Records provided:
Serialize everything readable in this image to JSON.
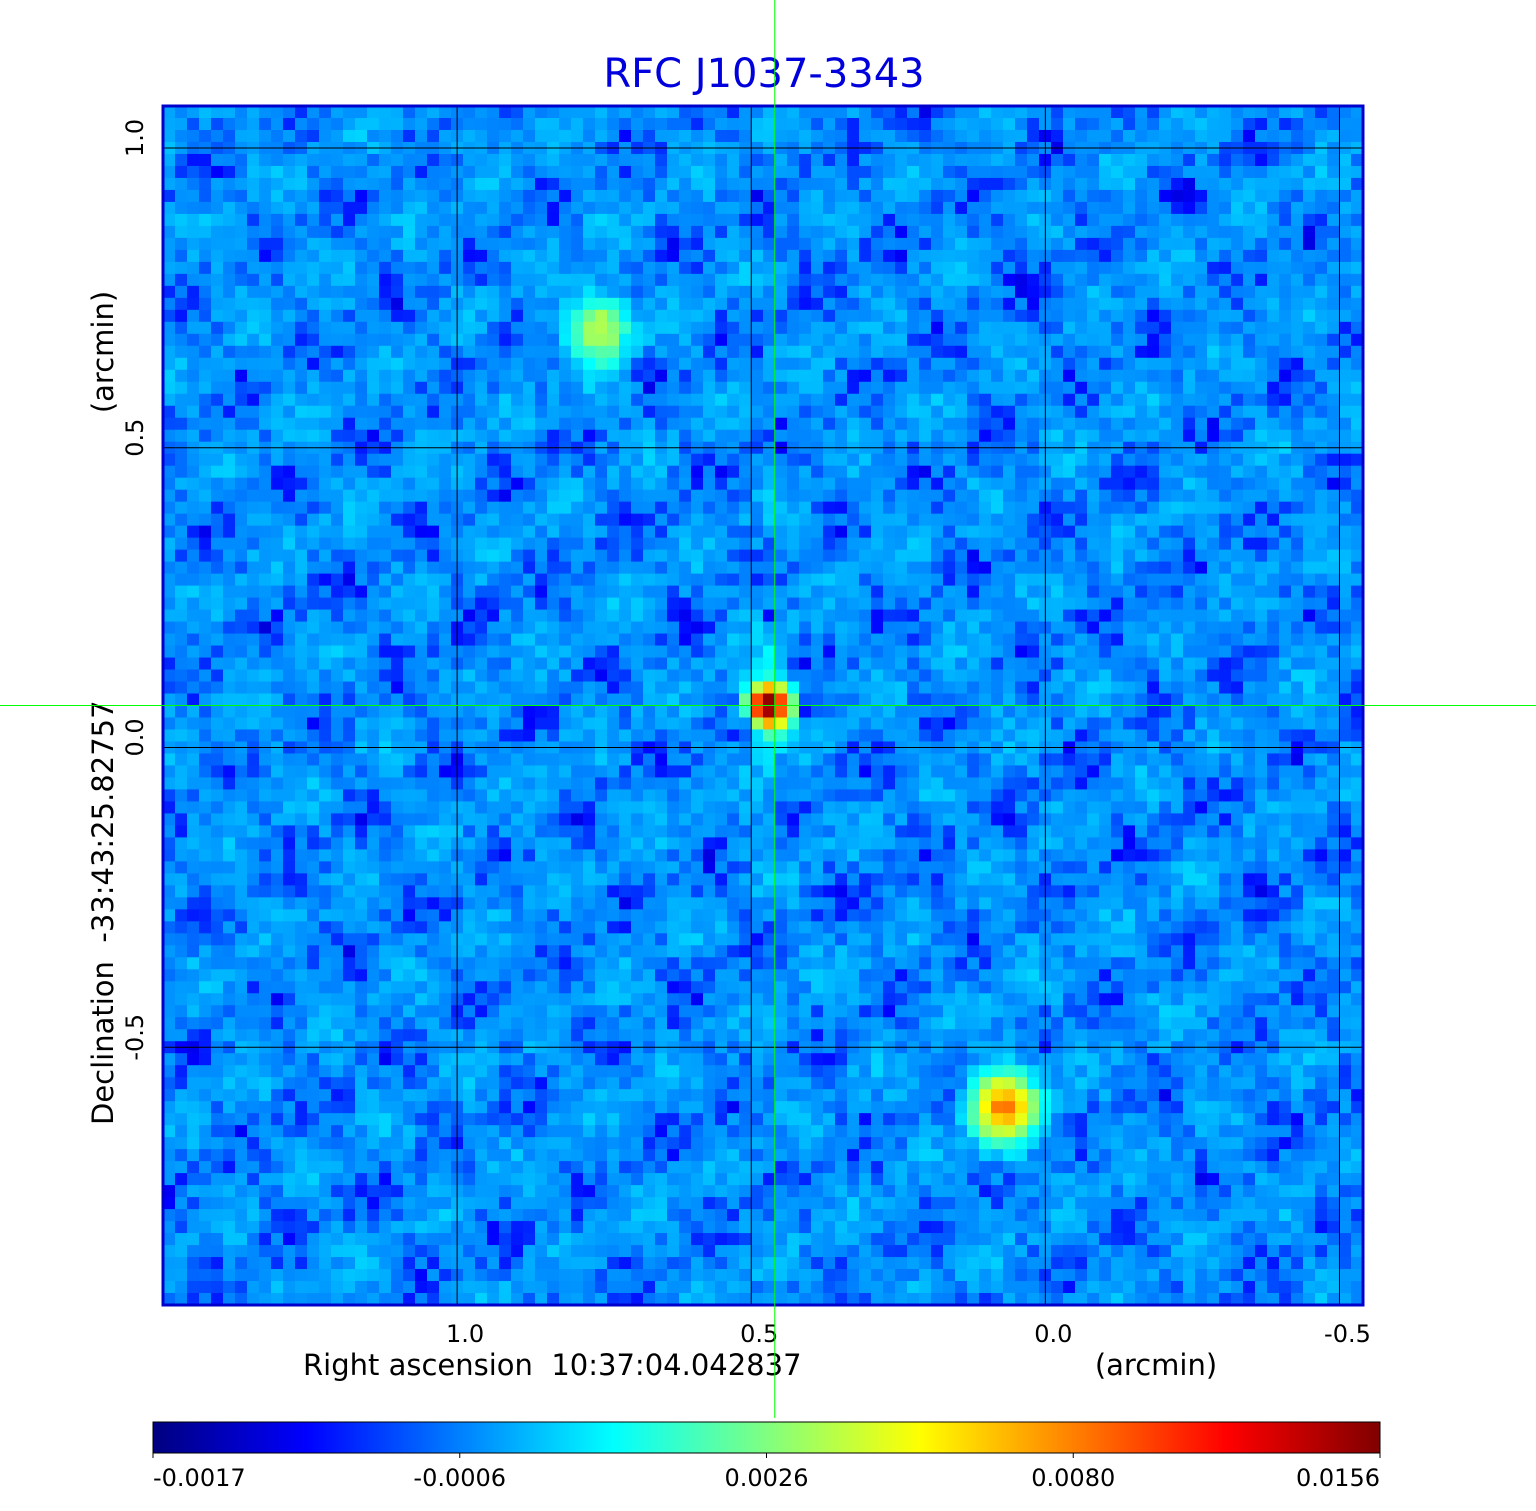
{
  "chart_data": {
    "type": "heatmap",
    "title": "RFC J1037-3343",
    "xlabel": "Right ascension  10:37:04.042837",
    "xunit": "(arcmin)",
    "ylabel": "Declination  -33:43:25.82757",
    "yunit": "(arcmin)",
    "xlim": [
      1.5,
      -0.54
    ],
    "ylim": [
      -0.93,
      1.07
    ],
    "x_ticks": [
      1.0,
      0.5,
      0.0,
      -0.5
    ],
    "x_tick_labels": [
      "1.0",
      "0.5",
      "0.0",
      "-0.5"
    ],
    "y_ticks": [
      1.0,
      0.5,
      0.0,
      -0.5
    ],
    "y_tick_labels": [
      "1.0",
      "0.5",
      "0.0",
      "-0.5"
    ],
    "grid": true,
    "colormap": "jet",
    "colorbar": {
      "range": [
        -0.0017,
        0.0156
      ],
      "tick_labels": [
        "-0.0017",
        "-0.0006",
        "0.0026",
        "0.0080",
        "0.0156"
      ],
      "tick_fractions": [
        0.0,
        0.25,
        0.5,
        0.75,
        1.0
      ],
      "colors": [
        "#000080",
        "#0000ff",
        "#0080ff",
        "#00ffff",
        "#80ff80",
        "#ffff00",
        "#ff8000",
        "#ff0000",
        "#800000"
      ]
    },
    "crosshair": {
      "x": 0.46,
      "y": 0.07,
      "color": "#00ff00"
    },
    "background_level": -0.0004,
    "sources": [
      {
        "name": "core",
        "x": 0.47,
        "y": 0.07,
        "peak": 0.0156
      },
      {
        "name": "north-east blob",
        "x": 0.76,
        "y": 0.7,
        "peak": 0.0035
      },
      {
        "name": "south-west blob",
        "x": 0.07,
        "y": -0.6,
        "peak": 0.0075
      }
    ],
    "negative_lobes": [
      {
        "x": 0.47,
        "y": 0.22,
        "value": -0.0014
      },
      {
        "x": 0.5,
        "y": 0.03,
        "value": -0.0013
      },
      {
        "x": 0.44,
        "y": -0.03,
        "value": -0.0013
      },
      {
        "x": 0.41,
        "y": 0.06,
        "value": -0.0012
      }
    ],
    "colors": {
      "title": "#0000dd",
      "frame": "#0000cc",
      "grid": "#000000",
      "axis_text": "#000000"
    }
  }
}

Written exercise: Identify and extract each line of the listing that contains "value".

Response to the task:
        "value": -0.0014
        "value": -0.0013
        "value": -0.0013
        "value": -0.0012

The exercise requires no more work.